== Selection ==
*-*-*

But aren't most of these modern composers? Contemporary is the last 40 years or so (or at least the last 70 max).


----------



## KenOC (Mar 7, 2011)

Lucifer Saudade said:


> But aren't most of these modern composers? Contemporary is the last 40 years or so (or at least the last 70 max).


Whatever your desires may be. In Mozart's time, "contemporary" meant the last three years, more or less.


----------



## dzc4627 (Apr 23, 2015)

stravinsky i'd say. the good ol' rite of spring is kind of a gateway to the drug that is 20th century music.


----------



## Dim7 (Apr 24, 2009)

Takashi Yoshimatsu - Threnody to Toki


----------



## Lucifer Saudade (May 19, 2015)

Dim7 said:


> Takashi Yoshimatsu - Threnody to Toki


That's a surprisingly accessible choice. I liked it personally


----------



## ComposerOfAvantGarde (Dec 2, 2011)

Spectralism, New Complexity and Neo-Romanticism seem to be all the rage these days. Grisey, Ferneyhough and Penderecki just to name a few associated with those styles. 

As to specific composers and pieces to recommend I can only really speak of what I enjoy myself. 

Boulez: Répons (although it's more on the 'old' side of contemporary)
Matthias Pintscher: Sonic Eclipse
Ferneyhough: Terrain
Brett Dean: Violin concertos, 'The Lost Art of Letter Writing' and 'Electric Preludes'
Adès: Living Toys, Violin Concerto 'Concentric Paths'
Elliott Carter: Asko Concerto, Cello Concerto
Ligeti: Síppal, dobbal, nádihegedüvel


----------



## ComposerOfAvantGarde (Dec 2, 2011)

KenOC said:


> For the OP: You may want to check these recommendations out.
> 
> http://www.amazon.com/gp/richpub/syltguides/fullview/R270A7LZ80KMZO/ref=cm_srch_res_rpsy_alt_3


How is your wife finding Zumba?


----------



## Guest (Jun 10, 2015)

ComposerOfAvantGarde said:


> Spectralism, New Complexity and Neo-Romanticism seem to be all the rage these days. Grisey, Ferneyhough and Penderecki just to name a few associated with those styles.
> 
> As to specific composers and pieces to recommend I can only really speak of what I enjoy myself.
> 
> ...


I have not yet heard the "Electric Preludes" or "Living Toys" but otherwise, everything named here is fantastic


----------



## Selby (Nov 17, 2012)

Try Dobrinka Tabakova's cello concerto on the String Paths disk, it's a soft entry.

Like others mentioned, It's hard to know what you are looking for without any context: Genre? Mood? Tolerance for new things? 

Piano I like Rzewski, Ligeti, Flynn
Symphonic I like Norgard, Hovhaness - well, I like their piano music, also 

David Lang's chamber piece Child.

Donnacha Dennehy's song cycle That the Night Come or Gra Agus Bas.

I think that Grisey's Les Espaces Acoustiques is one of the greatest things, well, ever.

Hmmmm...

I've been enjoying Pateras (Mutant Theatre Act), Xenakis (Pleiades, Persepolis), and Stockhausen (Oktophonie) lately.

And Morton Feldman - Coptic Light, Triadic Memories, Rothko Chapel, Crooked Symmetry

I'm rambling now.

Good luck.


----------



## Guest (Jun 11, 2015)

Lucifer Saudade said:


> But aren't most of these modern composers? Contemporary is the last 40 years or so (or at least the last 70 max).

*-*-*

== Excerpted records ==
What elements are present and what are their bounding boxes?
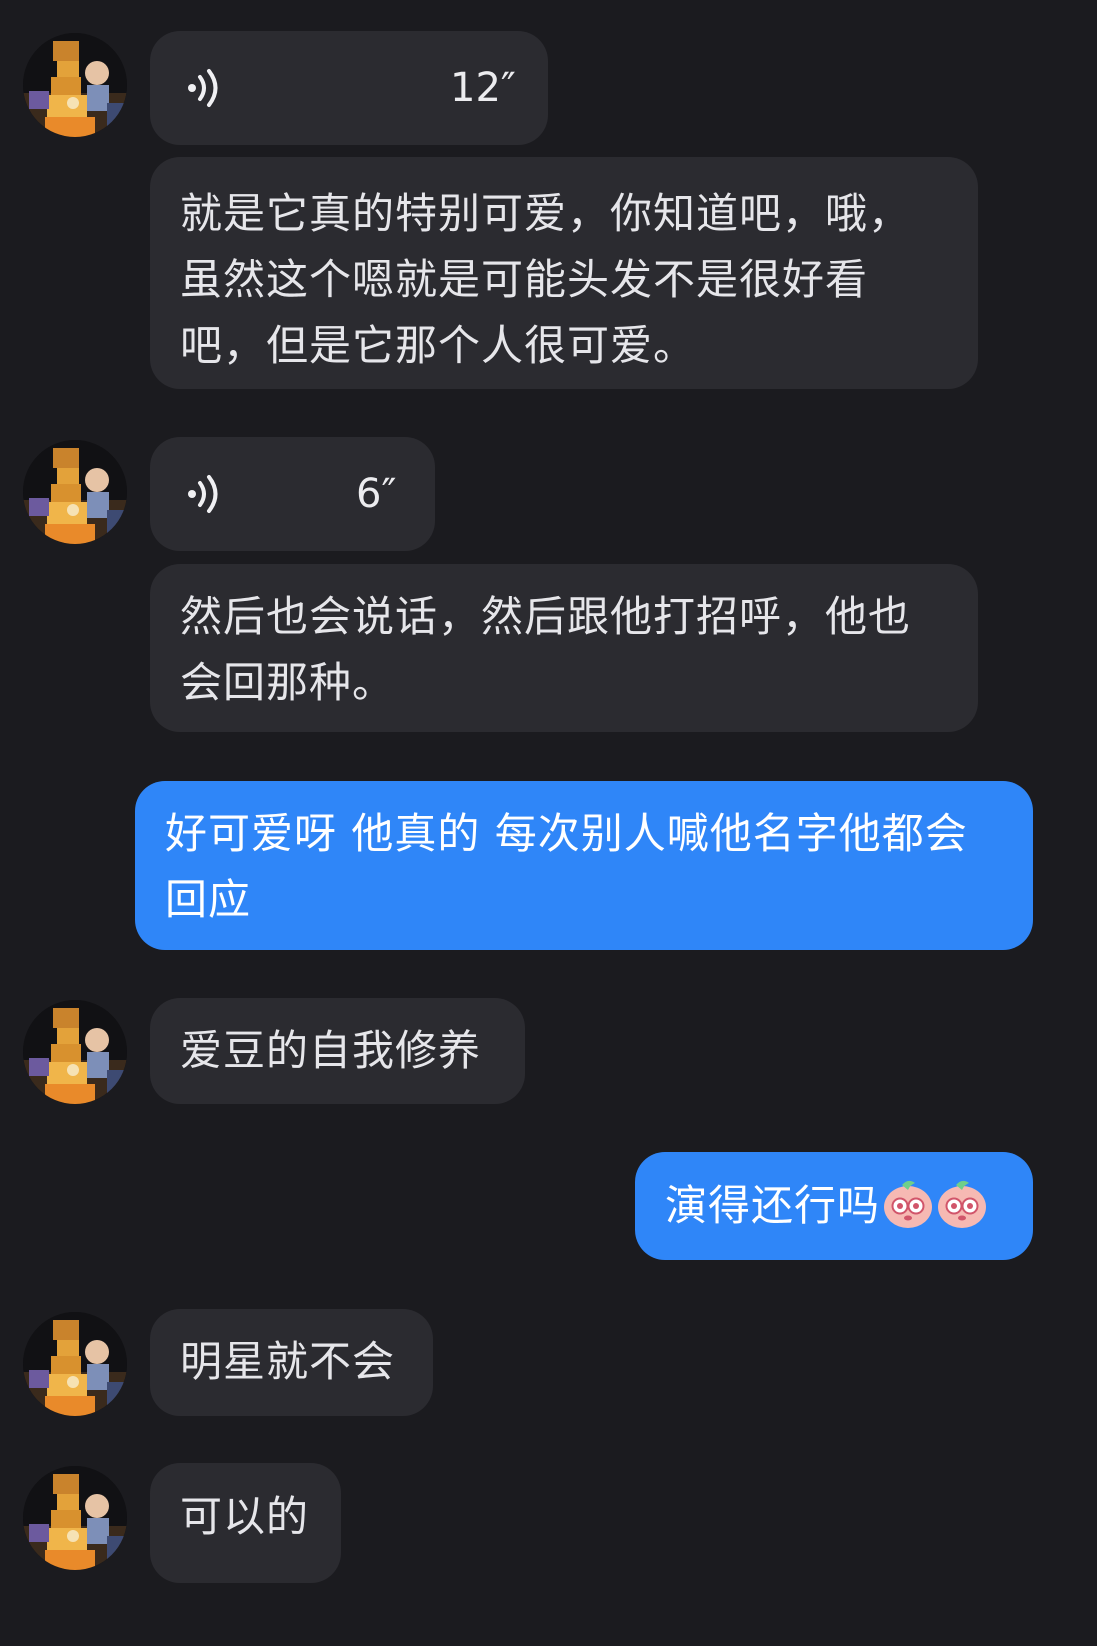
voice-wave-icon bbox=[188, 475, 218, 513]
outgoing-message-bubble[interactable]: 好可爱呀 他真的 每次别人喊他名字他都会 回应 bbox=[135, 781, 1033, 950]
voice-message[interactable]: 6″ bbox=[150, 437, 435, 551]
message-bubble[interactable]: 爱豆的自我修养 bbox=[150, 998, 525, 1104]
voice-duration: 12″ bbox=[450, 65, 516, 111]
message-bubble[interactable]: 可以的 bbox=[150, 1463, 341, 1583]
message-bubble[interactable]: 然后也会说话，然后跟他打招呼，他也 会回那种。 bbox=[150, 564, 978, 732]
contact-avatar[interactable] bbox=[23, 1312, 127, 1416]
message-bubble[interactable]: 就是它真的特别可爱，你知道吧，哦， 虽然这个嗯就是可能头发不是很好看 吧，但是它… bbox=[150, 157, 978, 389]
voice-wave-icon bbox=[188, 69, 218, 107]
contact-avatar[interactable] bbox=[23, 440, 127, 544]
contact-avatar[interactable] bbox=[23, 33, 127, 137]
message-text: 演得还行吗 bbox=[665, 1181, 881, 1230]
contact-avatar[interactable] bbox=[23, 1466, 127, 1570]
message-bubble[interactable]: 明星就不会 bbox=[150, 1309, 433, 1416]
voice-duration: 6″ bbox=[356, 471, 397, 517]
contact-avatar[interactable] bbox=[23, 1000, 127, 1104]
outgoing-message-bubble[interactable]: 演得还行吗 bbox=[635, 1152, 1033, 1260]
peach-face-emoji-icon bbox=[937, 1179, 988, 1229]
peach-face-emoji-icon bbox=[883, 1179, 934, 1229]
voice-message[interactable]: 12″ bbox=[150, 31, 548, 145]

*-*-*

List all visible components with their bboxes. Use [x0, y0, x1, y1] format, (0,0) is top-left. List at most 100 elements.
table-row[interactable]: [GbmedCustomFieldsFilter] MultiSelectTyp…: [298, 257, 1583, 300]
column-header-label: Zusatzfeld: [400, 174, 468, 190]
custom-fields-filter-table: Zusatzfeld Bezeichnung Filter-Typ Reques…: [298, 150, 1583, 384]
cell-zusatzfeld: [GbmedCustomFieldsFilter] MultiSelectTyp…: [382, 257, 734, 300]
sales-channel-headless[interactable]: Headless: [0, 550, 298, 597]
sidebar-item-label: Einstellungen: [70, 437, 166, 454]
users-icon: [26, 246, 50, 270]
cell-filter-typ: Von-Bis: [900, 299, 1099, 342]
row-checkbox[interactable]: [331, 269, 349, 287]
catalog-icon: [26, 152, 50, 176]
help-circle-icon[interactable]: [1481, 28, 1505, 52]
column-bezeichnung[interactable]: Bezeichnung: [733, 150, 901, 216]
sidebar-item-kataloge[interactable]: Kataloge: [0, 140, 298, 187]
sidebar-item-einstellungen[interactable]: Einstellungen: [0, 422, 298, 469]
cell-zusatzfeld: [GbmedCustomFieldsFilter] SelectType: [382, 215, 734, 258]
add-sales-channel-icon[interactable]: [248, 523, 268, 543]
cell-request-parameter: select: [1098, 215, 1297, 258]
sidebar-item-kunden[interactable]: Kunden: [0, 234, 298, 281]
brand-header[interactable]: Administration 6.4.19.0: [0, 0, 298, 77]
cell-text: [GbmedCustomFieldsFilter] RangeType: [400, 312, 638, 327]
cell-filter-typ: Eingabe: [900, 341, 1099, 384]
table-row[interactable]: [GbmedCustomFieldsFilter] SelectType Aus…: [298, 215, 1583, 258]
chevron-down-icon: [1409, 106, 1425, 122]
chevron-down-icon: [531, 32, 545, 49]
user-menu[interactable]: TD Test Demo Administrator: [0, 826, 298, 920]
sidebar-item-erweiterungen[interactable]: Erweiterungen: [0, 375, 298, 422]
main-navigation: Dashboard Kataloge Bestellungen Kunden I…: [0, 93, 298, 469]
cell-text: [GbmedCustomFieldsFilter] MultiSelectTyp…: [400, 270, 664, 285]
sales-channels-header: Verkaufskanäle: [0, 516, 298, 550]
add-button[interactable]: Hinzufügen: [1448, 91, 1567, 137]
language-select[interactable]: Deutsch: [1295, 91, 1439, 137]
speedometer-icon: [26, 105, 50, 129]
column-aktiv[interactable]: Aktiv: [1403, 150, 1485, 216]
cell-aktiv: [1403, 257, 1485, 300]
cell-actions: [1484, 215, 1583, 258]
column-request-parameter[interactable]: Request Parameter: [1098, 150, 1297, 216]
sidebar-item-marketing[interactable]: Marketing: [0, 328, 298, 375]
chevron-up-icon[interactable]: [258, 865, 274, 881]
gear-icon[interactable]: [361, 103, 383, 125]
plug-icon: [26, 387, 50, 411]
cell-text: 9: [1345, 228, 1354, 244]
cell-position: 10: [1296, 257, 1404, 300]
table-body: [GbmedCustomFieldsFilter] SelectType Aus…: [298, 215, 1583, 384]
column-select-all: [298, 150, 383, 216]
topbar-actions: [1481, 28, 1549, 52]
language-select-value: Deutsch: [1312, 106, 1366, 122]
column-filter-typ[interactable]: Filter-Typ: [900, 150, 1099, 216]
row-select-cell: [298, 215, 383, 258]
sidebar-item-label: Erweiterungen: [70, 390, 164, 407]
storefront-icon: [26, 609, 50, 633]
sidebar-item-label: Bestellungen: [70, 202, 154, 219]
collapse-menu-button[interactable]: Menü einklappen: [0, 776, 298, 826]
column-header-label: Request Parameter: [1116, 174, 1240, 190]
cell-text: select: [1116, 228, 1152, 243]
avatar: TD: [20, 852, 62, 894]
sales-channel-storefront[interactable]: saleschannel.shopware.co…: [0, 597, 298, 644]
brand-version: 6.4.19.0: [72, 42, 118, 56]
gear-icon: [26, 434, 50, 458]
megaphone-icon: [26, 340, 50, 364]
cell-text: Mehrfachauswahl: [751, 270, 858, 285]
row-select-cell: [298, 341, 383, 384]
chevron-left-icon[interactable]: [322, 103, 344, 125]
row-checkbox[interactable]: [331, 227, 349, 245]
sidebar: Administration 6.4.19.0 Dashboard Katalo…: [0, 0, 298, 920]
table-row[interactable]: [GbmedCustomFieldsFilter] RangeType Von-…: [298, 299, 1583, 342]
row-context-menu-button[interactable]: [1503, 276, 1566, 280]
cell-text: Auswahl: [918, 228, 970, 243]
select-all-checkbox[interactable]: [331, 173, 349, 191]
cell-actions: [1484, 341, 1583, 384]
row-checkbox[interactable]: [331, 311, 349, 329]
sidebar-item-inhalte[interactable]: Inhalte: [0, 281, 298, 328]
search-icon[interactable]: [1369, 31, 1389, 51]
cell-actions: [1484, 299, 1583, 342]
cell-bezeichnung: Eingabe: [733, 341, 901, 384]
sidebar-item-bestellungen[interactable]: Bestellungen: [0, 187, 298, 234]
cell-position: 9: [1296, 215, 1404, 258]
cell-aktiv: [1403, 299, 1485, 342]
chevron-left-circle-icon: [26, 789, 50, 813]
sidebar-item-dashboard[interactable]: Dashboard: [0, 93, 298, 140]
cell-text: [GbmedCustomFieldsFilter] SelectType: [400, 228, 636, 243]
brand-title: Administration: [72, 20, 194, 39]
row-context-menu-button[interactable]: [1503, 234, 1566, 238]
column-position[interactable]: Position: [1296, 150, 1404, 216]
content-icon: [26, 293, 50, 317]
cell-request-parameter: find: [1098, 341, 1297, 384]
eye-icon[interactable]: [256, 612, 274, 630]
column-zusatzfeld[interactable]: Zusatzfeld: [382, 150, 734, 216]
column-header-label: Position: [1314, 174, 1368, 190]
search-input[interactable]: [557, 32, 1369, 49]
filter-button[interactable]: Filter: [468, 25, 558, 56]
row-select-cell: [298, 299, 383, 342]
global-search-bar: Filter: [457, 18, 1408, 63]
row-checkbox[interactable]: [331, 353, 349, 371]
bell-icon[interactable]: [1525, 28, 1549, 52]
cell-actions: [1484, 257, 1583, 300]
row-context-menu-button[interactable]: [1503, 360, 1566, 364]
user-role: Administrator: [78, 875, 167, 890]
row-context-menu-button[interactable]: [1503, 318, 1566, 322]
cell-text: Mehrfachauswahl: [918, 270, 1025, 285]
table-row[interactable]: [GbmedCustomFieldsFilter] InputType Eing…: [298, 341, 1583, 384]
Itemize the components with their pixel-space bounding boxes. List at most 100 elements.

*-*-*

== Required work ==
[A] In the forum thread on contemporary classical music, what did "contemporary" mean in Mozart's time according to KenOC?
[B] List every Morton Feldman piece that Selby names in the forum thread on contemporary classical music.
[C] Pick up the forum thread on contemporary classical music where it stops and keep it going.

== Task-by-task results ==
[A] The last three years, more or less.

[B] Coptic Light, Triadic Memories, Rothko Chapel, Crooked Symmetry

[C]
By the way, if this is of any concern, you could always focus on composers born after 1950 or so. I have an ongoing list (that needs a few updates) of composers I like that were born 1901 or later. So try page 2 and 3 

https://rateyourmusic.com/list/jcpcc14/great_composers_born_after_1900/2/


----------



## Ilarion (May 22, 2015)

And then there is "Song of Ascension" by Hilarion Alfeev(b.1966)


----------



## Lucifer Saudade (May 19, 2015)

nathanb said:


> By the way, if this is of any concern, you could always focus on composers born after 1950 or so. I have an ongoing list (that needs a few updates) of composers I like that were born 1901 or later. So try page 2 and 3
> 
> https://rateyourmusic.com/list/jcpcc14/great_composers_born_after_1900/2/


That's a great list, Nathan.

Not sure why people want me to post pieces I already like -

a) That's completely immaterial since prior to hearing them, I didn't know if I would like them or not. There's no telling what I might I like next. 
b) My post wasn't about myself. It was about what YOU would recommend to a contemporary newb on the fly. I specifically told you you can make your own judgments. Even if I don't like the piece you recommend, someone else might. And I'll be exposed to a new composer. That's good enough for me.

Still, here are some pieces people have been posting on TC that I liked:


























Does that help?

Just follow the OP instructions, it really isn't that hard. I hope, at least.

Thanks for those who answered


----------



## arpeggio (Oct 4, 2012)

^^^^^

It does help to know what a person already likes. It appears that you have very diverse tastes.

You have already received some great suggestions.

I am one of the few band junkies who participates in this forum. Band music is really not that big in this forum. For example there is one forum on contemporary music: http://www.talkclassical.com/37569-tc-top-recommended-post.html (Note: You should check it out because there some great suggestions there.)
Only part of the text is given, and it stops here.